━━ Data for this exercise ━━

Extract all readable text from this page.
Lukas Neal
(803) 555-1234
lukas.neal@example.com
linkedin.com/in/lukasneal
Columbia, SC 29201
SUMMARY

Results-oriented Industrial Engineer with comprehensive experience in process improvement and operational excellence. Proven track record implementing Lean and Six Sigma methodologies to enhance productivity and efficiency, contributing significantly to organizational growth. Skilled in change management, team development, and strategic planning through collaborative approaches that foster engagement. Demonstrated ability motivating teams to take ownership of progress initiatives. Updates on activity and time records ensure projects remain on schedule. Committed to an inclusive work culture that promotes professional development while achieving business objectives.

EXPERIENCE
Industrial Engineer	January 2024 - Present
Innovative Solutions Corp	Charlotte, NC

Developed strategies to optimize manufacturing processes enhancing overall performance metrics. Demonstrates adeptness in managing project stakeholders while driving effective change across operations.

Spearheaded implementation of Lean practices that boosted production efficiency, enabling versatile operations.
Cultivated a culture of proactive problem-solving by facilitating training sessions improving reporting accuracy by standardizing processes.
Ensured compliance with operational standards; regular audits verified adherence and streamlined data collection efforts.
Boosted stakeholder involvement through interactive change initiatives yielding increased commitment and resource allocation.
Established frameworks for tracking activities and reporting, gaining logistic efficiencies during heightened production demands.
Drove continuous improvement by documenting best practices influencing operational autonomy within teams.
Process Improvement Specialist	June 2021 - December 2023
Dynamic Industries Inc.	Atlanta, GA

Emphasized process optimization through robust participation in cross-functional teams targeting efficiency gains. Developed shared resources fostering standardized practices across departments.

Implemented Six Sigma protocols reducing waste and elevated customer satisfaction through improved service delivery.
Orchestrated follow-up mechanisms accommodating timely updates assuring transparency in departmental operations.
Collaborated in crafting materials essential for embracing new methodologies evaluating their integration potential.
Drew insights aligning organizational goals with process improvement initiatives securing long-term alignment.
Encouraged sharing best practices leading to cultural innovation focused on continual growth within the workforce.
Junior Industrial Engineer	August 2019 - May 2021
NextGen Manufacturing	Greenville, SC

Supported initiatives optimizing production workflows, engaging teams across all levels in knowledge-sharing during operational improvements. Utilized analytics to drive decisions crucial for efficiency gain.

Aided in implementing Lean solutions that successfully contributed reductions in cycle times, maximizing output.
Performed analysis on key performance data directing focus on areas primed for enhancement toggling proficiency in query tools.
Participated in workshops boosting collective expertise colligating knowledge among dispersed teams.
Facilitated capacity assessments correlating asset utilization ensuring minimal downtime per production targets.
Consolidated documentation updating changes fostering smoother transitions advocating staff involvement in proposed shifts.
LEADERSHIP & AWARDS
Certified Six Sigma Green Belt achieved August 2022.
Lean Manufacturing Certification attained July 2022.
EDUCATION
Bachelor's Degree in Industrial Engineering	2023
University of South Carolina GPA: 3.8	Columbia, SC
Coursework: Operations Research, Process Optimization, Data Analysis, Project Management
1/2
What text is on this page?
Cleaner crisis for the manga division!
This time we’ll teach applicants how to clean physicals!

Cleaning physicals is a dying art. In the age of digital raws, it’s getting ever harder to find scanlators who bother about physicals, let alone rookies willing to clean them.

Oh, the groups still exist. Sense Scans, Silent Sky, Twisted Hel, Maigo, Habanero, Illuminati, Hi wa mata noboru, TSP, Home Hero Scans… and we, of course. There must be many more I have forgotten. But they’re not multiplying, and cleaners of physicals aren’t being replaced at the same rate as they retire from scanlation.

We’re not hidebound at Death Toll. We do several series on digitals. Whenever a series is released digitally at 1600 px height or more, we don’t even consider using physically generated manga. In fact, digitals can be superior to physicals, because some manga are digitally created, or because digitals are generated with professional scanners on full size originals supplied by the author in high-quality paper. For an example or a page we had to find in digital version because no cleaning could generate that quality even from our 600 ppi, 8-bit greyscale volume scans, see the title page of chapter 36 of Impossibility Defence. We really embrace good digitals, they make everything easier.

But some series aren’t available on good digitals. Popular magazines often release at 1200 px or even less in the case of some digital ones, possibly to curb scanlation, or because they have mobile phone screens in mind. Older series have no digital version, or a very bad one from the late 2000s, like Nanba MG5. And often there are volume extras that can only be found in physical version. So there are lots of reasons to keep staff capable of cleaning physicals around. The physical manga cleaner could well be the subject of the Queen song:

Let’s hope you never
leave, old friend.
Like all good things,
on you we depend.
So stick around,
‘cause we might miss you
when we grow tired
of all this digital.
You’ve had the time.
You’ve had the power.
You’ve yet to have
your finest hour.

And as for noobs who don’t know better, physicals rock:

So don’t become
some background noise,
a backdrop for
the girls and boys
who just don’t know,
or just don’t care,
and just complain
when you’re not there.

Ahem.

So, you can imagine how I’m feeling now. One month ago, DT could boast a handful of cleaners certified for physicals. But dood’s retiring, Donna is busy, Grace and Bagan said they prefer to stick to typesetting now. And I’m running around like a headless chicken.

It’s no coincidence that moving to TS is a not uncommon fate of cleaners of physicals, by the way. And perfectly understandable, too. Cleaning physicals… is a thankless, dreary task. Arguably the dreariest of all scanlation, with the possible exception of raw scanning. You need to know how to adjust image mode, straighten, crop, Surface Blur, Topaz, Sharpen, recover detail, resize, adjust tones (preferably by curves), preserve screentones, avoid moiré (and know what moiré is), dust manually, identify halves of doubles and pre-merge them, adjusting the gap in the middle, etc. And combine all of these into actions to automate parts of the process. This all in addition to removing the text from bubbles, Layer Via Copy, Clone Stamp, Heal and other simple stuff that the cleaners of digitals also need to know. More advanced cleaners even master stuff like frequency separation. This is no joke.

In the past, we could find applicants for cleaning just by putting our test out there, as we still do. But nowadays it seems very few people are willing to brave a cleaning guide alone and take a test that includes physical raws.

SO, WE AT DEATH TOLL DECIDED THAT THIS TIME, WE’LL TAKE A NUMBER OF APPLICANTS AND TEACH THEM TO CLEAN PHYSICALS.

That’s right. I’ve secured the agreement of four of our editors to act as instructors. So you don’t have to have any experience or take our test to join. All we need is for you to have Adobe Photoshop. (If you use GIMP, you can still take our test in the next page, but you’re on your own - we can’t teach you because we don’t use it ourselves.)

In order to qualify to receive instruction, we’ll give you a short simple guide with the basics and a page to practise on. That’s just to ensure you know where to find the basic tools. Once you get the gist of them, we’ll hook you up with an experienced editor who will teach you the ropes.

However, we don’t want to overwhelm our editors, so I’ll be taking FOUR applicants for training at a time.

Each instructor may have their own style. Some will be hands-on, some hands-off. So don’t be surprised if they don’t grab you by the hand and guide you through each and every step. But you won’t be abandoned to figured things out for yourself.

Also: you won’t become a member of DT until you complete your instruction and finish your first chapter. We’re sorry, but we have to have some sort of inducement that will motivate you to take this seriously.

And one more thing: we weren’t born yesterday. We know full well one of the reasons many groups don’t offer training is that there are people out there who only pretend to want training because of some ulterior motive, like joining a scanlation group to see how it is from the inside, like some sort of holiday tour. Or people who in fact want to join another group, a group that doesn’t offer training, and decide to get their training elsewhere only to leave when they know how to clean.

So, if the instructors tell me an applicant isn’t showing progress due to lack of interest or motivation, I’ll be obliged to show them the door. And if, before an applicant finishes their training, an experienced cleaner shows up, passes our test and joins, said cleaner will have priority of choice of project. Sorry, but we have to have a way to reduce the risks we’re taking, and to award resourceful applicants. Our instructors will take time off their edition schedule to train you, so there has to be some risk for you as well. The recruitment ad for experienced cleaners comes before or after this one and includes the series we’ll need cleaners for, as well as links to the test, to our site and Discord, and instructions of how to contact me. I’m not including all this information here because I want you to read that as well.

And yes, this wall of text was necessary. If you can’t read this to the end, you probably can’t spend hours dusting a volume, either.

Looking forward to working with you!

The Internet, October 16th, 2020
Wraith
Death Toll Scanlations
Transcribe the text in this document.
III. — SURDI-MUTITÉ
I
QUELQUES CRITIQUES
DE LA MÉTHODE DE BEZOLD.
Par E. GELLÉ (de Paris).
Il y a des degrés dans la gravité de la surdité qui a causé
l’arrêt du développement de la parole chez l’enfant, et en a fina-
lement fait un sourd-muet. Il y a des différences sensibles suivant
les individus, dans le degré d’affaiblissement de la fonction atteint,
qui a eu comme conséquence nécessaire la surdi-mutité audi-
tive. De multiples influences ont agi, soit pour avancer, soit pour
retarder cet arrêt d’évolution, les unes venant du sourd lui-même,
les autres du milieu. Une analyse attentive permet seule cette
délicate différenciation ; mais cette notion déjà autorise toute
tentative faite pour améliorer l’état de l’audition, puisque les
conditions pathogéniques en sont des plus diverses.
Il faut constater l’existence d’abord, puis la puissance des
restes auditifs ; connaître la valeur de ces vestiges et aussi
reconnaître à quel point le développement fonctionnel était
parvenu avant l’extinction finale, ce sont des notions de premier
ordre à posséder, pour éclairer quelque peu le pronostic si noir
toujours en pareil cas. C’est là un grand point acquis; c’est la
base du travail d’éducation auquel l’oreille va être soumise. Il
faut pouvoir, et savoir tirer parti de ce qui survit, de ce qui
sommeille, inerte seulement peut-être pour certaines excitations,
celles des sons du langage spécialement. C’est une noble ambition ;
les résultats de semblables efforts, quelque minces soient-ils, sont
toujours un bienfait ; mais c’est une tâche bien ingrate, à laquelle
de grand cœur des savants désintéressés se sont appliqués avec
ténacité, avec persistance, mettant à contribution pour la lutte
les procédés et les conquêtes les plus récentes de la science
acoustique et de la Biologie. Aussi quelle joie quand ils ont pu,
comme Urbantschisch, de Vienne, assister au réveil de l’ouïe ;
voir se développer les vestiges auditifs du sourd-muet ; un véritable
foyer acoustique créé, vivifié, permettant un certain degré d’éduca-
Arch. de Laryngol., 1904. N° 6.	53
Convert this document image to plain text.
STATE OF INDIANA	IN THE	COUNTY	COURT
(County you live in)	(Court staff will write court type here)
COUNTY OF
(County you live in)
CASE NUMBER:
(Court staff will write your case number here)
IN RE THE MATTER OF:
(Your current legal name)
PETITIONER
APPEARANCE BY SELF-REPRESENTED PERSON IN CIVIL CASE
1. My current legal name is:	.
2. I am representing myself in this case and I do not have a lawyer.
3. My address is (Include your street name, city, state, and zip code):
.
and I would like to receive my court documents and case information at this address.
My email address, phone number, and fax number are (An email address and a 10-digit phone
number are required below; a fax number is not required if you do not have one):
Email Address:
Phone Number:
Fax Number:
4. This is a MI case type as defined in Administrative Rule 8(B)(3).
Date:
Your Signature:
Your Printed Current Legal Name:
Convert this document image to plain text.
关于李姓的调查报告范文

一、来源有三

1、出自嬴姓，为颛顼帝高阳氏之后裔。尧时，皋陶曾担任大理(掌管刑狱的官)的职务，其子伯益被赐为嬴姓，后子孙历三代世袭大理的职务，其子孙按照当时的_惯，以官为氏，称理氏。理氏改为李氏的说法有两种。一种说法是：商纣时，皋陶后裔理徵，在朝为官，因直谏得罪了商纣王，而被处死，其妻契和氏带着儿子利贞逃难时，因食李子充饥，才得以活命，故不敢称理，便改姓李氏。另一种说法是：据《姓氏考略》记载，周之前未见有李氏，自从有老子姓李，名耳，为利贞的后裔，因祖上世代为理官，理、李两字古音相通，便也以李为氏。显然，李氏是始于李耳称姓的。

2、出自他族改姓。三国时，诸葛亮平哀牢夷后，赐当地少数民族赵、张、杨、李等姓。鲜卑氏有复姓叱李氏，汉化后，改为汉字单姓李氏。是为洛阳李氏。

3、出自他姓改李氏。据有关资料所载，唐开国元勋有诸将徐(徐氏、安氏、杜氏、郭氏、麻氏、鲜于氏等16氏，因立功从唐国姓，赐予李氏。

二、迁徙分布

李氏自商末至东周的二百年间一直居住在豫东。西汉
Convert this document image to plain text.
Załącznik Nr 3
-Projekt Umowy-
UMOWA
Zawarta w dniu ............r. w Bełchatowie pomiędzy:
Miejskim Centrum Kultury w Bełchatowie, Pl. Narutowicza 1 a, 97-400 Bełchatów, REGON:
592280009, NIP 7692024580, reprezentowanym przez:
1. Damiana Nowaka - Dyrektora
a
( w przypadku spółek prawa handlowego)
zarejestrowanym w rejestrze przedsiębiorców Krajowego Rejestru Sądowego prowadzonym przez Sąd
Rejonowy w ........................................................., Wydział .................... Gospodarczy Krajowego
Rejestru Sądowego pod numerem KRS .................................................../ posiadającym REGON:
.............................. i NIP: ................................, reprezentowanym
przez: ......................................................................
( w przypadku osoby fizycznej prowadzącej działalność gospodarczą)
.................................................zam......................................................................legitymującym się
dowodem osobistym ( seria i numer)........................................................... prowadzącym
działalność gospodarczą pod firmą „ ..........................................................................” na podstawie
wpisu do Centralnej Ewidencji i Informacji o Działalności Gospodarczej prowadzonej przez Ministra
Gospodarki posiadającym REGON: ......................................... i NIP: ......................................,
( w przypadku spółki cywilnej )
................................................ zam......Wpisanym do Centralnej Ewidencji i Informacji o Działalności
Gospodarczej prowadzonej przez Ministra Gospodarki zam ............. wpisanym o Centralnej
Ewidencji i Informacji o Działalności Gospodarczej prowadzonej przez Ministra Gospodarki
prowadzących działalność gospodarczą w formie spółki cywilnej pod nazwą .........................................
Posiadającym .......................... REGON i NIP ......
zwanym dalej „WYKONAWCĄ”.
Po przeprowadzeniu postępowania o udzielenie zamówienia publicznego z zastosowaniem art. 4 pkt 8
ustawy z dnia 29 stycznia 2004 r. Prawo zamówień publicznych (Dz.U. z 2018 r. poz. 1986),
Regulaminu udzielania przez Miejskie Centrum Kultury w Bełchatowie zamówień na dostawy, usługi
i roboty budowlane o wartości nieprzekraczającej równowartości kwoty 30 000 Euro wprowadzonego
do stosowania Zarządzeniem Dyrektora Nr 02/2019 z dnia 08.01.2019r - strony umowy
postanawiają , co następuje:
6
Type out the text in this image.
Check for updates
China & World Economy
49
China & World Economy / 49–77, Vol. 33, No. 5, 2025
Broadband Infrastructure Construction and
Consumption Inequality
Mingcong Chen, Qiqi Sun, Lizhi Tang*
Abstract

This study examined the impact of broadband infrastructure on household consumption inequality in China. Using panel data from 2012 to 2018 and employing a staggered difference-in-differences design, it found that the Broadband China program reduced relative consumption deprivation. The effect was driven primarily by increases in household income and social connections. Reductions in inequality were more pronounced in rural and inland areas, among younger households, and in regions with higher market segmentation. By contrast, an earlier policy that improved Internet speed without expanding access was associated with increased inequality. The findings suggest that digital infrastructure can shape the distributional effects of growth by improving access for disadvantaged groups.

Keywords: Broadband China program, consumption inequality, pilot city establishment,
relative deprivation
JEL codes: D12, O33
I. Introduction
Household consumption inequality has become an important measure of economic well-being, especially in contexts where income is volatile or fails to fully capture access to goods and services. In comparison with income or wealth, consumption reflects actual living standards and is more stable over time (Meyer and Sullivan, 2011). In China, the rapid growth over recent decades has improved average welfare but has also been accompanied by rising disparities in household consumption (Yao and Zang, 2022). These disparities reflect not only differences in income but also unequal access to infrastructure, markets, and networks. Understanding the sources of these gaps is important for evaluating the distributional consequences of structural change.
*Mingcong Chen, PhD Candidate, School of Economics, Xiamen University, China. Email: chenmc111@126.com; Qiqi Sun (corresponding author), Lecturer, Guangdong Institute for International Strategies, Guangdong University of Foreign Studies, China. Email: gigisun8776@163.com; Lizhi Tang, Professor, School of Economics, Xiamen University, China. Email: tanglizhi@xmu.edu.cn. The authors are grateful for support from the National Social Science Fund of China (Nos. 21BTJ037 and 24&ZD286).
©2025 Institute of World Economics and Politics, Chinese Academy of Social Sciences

━━━

> [Task to carry out]: Check each line above for the string "operational", then copy the ones that have it.

> [Full response]:
Results-oriented Industrial Engineer with comprehensive experience in process improvement and operational excellence. Proven track record implementing Lean and Six Sigma methodologies to enhance productivity and efficiency, contributing significantly to organizational growth. Skilled in change management, team development, and strategic planning through collaborative approaches that foster engagement. Demonstrated ability motivating teams to take ownership of progress initiatives. Updates on activity and time records ensure projects remain on schedule. Committed to an inclusive work culture that promotes professional development while achieving business objectives.
Ensured compliance with operational standards; regular audits verified adherence and streamlined data collection efforts.
Drove continuous improvement by documenting best practices influencing operational autonomy within teams.
Supported initiatives optimizing production workflows, engaging teams across all levels in knowledge-sharing during operational improvements. Utilized analytics to drive decisions crucial for efficiency gain.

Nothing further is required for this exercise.